### TASK GOAL
Go through the entries one line at a time, and gather every line that has the word "content".

Figure record extracts:
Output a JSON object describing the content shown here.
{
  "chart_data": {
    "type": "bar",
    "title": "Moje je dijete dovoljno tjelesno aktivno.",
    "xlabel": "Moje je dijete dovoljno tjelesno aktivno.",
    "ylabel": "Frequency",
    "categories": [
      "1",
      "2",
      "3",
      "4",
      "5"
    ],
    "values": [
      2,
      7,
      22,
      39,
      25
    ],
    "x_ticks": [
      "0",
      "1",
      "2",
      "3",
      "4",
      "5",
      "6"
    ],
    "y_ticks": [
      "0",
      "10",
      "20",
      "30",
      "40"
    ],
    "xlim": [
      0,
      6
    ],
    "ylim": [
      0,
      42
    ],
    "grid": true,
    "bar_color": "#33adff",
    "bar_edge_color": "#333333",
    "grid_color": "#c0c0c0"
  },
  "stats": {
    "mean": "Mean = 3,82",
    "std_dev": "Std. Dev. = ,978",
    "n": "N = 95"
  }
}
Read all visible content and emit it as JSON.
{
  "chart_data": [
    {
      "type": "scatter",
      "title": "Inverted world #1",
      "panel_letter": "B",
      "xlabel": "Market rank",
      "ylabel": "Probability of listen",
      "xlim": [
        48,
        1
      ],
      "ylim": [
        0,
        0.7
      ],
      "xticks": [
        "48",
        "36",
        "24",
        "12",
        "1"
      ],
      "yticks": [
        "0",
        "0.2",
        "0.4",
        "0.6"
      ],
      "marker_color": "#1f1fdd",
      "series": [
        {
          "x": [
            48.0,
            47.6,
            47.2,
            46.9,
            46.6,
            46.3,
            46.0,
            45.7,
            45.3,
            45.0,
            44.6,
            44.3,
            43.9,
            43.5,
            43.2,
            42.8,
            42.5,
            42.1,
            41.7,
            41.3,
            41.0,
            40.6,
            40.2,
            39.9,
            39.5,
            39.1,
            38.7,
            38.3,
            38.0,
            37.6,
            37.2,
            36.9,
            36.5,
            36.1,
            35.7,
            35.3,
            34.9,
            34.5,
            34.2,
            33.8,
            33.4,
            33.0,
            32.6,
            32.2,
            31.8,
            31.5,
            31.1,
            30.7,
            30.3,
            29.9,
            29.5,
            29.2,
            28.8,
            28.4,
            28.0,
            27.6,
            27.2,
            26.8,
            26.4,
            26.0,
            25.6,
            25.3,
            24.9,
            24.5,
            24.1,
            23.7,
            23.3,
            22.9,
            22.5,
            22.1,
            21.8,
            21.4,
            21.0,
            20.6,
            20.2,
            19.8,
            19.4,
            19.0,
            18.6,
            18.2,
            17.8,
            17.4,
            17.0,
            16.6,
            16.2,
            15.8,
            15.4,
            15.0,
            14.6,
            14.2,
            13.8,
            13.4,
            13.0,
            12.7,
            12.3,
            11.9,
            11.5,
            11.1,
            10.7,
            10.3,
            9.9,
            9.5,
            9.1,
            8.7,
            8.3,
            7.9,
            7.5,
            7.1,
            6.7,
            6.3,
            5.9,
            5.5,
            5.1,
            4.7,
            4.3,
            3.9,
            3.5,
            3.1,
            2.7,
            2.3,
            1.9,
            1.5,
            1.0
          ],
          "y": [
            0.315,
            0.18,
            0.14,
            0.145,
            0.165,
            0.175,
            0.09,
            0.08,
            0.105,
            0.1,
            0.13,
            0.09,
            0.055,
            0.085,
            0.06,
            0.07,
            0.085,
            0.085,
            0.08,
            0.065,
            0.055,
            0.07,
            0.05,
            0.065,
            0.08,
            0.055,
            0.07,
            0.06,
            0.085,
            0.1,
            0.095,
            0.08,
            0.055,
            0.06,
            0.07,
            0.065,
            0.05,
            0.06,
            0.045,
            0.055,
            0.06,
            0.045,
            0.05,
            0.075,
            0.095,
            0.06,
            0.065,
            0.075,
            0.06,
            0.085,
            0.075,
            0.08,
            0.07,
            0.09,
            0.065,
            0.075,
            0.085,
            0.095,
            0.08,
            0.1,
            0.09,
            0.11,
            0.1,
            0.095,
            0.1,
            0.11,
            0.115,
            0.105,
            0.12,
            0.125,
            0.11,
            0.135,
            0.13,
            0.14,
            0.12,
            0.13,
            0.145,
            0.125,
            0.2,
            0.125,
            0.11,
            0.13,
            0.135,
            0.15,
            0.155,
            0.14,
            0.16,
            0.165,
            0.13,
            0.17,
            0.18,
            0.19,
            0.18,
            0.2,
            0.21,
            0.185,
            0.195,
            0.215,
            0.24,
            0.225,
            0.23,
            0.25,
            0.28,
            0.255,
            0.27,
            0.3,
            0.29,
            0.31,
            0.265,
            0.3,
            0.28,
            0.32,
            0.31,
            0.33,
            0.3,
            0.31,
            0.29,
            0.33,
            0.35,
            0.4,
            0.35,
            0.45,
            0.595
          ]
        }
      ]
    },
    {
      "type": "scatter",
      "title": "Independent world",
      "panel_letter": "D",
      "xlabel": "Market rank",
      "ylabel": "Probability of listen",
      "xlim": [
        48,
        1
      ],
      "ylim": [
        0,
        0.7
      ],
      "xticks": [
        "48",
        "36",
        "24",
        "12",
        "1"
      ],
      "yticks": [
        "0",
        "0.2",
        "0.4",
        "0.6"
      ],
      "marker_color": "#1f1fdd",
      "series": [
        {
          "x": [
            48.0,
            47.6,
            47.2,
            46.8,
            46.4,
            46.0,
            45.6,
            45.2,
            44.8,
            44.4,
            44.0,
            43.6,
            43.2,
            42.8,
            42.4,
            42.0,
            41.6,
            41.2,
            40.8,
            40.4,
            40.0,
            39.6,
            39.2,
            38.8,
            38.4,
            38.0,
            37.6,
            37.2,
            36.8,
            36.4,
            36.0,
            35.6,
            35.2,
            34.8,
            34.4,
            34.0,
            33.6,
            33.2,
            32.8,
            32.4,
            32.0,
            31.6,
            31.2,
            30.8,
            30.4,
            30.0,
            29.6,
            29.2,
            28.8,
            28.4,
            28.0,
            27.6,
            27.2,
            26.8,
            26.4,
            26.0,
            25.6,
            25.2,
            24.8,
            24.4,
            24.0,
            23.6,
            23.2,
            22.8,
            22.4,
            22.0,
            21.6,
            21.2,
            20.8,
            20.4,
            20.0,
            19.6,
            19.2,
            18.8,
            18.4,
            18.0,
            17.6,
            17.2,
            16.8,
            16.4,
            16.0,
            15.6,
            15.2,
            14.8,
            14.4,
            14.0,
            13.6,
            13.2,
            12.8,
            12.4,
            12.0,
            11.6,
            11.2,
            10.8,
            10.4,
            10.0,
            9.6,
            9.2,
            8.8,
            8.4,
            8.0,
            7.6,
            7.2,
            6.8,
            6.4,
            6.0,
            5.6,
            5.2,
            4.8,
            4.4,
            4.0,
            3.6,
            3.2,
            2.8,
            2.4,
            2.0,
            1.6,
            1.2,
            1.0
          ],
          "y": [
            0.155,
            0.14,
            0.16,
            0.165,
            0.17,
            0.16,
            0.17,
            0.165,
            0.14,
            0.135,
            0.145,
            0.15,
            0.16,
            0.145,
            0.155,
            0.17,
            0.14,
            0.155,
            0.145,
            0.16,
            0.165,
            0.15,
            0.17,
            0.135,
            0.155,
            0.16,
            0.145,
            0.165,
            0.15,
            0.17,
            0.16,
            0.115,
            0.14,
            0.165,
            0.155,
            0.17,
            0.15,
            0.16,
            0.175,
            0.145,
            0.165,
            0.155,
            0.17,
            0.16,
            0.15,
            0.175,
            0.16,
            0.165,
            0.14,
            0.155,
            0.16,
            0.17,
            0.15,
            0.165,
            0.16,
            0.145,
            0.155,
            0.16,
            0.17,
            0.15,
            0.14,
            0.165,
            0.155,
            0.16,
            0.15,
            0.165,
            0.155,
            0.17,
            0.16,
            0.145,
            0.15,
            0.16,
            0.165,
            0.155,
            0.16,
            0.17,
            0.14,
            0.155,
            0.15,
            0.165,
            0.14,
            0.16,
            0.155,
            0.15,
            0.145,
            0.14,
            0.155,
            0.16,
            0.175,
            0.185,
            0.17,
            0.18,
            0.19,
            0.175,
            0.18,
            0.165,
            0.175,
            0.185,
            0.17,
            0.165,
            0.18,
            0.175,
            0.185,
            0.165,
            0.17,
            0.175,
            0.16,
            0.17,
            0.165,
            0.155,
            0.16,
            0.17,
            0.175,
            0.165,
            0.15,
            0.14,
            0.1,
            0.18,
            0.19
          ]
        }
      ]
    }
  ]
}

### FINAL ANSWER
Output a JSON object describing the content shown here.
Read all visible content and emit it as JSON.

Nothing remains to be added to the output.